Problem to solve »
This task calls for copying every line in the data below that contains the word "拟邀嘉宾".

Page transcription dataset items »
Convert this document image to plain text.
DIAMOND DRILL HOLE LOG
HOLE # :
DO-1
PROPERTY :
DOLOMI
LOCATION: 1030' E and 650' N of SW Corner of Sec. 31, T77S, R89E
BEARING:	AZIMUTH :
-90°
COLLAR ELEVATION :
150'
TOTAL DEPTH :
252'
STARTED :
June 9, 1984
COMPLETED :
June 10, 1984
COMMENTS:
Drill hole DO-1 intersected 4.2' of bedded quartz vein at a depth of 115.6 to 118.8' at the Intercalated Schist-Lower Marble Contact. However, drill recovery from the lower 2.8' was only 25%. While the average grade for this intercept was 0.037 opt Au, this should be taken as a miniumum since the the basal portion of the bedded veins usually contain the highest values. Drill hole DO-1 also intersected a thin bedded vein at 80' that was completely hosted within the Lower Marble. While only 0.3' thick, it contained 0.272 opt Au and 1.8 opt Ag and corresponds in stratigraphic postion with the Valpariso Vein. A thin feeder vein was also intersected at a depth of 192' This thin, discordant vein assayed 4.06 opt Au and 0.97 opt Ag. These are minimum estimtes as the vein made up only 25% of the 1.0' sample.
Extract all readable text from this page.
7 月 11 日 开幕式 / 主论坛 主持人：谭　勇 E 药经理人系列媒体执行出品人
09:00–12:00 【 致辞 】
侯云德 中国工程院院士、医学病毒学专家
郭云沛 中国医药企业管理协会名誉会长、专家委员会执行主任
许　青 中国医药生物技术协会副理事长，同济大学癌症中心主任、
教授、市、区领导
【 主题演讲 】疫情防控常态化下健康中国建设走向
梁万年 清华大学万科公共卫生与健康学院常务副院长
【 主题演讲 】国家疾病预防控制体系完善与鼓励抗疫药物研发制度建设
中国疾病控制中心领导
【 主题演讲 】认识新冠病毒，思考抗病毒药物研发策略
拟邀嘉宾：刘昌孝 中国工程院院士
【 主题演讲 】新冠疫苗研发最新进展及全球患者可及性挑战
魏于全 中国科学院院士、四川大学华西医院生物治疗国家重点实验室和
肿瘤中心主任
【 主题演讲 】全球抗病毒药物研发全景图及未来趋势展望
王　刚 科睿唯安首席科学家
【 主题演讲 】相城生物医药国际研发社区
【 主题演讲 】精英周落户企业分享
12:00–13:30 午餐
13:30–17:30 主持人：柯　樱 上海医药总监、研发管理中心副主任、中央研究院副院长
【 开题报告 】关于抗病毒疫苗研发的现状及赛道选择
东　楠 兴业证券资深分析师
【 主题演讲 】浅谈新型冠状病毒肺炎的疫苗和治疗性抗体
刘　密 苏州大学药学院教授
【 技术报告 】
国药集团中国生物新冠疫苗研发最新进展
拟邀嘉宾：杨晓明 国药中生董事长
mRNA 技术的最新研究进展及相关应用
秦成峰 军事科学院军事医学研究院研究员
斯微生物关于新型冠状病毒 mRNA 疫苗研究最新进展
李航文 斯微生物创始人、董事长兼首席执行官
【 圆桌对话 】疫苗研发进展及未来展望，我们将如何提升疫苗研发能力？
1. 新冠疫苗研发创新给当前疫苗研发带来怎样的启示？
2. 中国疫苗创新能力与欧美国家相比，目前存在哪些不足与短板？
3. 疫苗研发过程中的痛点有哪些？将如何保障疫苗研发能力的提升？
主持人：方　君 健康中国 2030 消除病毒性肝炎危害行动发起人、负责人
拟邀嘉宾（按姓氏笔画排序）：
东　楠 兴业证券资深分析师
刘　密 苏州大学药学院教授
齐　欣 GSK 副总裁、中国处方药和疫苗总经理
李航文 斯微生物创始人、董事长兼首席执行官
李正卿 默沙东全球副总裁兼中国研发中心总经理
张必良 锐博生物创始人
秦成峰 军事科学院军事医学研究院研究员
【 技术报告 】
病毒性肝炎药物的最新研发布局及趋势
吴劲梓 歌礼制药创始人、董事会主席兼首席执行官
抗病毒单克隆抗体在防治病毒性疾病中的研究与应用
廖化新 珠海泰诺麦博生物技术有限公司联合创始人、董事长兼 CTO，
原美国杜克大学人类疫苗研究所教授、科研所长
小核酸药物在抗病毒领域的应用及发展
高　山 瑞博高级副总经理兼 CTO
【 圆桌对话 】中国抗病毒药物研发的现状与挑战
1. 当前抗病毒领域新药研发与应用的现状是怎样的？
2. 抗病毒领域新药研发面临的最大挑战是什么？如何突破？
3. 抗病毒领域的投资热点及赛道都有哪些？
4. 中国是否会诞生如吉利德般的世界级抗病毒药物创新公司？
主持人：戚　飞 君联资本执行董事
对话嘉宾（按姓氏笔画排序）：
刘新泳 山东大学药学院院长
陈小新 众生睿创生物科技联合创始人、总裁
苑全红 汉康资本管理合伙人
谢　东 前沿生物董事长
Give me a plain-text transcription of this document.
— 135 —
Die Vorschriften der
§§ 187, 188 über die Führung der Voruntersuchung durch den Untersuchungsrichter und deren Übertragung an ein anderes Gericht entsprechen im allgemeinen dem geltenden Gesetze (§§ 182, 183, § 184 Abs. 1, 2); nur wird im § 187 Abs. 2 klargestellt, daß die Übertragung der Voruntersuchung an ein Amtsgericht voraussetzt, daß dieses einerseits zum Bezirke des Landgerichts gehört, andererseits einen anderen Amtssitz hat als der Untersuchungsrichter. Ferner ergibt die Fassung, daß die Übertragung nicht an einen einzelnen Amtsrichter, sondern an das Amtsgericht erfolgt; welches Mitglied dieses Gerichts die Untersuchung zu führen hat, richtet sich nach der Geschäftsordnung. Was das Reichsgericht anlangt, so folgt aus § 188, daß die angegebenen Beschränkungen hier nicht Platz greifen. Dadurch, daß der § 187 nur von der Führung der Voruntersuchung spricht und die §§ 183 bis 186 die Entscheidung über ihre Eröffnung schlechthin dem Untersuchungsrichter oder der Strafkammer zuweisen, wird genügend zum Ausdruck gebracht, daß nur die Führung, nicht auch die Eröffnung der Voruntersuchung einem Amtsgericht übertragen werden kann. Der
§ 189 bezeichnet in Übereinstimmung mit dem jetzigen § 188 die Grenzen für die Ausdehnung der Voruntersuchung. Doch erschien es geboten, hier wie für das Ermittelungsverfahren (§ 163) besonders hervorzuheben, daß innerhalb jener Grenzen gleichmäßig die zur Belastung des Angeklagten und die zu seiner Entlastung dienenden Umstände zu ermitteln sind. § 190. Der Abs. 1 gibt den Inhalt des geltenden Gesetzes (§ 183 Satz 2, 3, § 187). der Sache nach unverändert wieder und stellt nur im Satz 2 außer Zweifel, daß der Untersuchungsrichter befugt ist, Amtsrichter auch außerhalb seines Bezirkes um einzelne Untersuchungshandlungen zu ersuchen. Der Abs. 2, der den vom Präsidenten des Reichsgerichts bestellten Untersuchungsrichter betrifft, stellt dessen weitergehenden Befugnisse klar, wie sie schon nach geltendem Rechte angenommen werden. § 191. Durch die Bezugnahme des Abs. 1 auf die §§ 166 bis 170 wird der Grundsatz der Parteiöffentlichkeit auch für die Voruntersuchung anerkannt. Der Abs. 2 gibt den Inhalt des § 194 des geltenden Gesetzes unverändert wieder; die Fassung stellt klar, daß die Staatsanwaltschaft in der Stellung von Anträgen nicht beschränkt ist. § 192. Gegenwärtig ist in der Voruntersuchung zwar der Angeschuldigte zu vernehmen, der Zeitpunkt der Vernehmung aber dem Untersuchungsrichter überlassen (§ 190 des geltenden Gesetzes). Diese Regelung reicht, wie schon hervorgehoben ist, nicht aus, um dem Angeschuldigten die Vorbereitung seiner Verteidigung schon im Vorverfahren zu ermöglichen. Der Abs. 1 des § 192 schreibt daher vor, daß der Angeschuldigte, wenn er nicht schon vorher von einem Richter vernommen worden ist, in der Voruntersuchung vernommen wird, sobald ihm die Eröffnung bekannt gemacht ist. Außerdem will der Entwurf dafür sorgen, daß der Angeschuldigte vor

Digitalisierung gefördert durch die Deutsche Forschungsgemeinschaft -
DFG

Your solution »
拟邀嘉宾：刘昌孝 中国工程院院士
拟邀嘉宾：杨晓明 国药中生董事长
拟邀嘉宾（按姓氏笔画排序）：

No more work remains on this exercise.